* **Source records**
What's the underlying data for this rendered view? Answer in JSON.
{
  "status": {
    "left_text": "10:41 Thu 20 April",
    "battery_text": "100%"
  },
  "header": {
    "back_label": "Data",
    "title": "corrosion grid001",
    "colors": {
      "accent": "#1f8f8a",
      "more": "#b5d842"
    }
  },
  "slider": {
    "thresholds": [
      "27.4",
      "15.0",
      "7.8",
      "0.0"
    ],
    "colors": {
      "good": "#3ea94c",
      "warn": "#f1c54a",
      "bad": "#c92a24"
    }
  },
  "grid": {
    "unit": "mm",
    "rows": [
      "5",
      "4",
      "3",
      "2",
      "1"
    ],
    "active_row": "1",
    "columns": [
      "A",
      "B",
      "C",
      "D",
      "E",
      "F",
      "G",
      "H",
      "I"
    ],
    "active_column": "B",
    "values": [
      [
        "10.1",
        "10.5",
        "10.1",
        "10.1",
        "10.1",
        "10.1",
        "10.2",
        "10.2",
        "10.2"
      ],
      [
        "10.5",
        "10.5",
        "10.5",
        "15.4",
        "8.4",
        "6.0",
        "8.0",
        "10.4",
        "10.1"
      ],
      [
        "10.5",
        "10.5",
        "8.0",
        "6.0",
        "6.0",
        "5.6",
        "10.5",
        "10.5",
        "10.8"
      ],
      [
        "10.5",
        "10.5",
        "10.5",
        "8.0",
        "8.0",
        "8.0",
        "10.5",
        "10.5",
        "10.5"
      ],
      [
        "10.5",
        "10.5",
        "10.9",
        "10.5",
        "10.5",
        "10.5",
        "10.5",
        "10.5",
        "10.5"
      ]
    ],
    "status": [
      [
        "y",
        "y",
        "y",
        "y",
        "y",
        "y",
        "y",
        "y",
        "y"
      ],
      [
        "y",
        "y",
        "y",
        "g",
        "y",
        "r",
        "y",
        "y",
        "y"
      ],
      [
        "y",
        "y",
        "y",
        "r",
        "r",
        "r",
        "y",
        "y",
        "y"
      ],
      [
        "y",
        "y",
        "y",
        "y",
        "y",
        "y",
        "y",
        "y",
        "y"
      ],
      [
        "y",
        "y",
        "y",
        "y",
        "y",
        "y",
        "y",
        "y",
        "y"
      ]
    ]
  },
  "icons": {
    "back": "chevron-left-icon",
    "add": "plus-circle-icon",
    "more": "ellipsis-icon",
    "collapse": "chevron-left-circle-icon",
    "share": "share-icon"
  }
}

* **Task objective**
Faithfully copy every entry, leaving nothing out.

* **Exercise answer**
What's the underlying data for this rendered view? Answer in JSON.
{
  "status": {
    "left_text": "10:41 Thu 20 April",
    "battery_text": "100%"
  },
  "header": {
    "back_label": "Data",
    "title": "corrosion grid001",
    "colors": {
      "accent": "#1f8f8a",
      "more": "#b5d842"
    }
  },
  "slider": {
    "thresholds": [
      "27.4",
      "15.0",
      "7.8",
      "0.0"
    ],
    "colors": {
      "good": "#3ea94c",
      "warn": "#f1c54a",
      "bad": "#c92a24"
    }
  },
  "grid": {
    "unit": "mm",
    "rows": [
      "5",
      "4",
      "3",
      "2",
      "1"
    ],
    "active_row": "1",
    "columns": [
      "A",
      "B",
      "C",
      "D",
      "E",
      "F",
      "G",
      "H",
      "I"
    ],
    "active_column": "B",
    "values": [
      [
        "10.1",
        "10.5",
        "10.1",
        "10.1",
        "10.1",
        "10.1",
        "10.2",
        "10.2",
        "10.2"
      ],
      [
        "10.5",
        "10.5",
        "10.5",
        "15.4",
        "8.4",
        "6.0",
        "8.0",
        "10.4",
        "10.1"
      ],
      [
        "10.5",
        "10.5",
        "8.0",
        "6.0",
        "6.0",
        "5.6",
        "10.5",
        "10.5",
        "10.8"
      ],
      [
        "10.5",
        "10.5",
        "10.5",
        "8.0",
        "8.0",
        "8.0",
        "10.5",
        "10.5",
        "10.5"
      ],
      [
        "10.5",
        "10.5",
        "10.9",
        "10.5",
        "10.5",
        "10.5",
        "10.5",
        "10.5",
        "10.5"
      ]
    ],
    "status": [
      [
        "y",
        "y",
        "y",
        "y",
        "y",
        "y",
        "y",
        "y",
        "y"
      ],
      [
        "y",
        "y",
        "y",
        "g",
        "y",
        "r",
        "y",
        "y",
        "y"
      ],
      [
        "y",
        "y",
        "y",
        "r",
        "r",
        "r",
        "y",
        "y",
        "y"
      ],
      [
        "y",
        "y",
        "y",
        "y",
        "y",
        "y",
        "y",
        "y",
        "y"
      ],
      [
        "y",
        "y",
        "y",
        "y",
        "y",
        "y",
        "y",
        "y",
        "y"
      ]
    ]
  },
  "icons": {
    "back": "chevron-left-icon",
    "add": "plus-circle-icon",
    "more": "ellipsis-icon",
    "collapse": "chevron-left-circle-icon",
    "share": "share-icon"
  }
}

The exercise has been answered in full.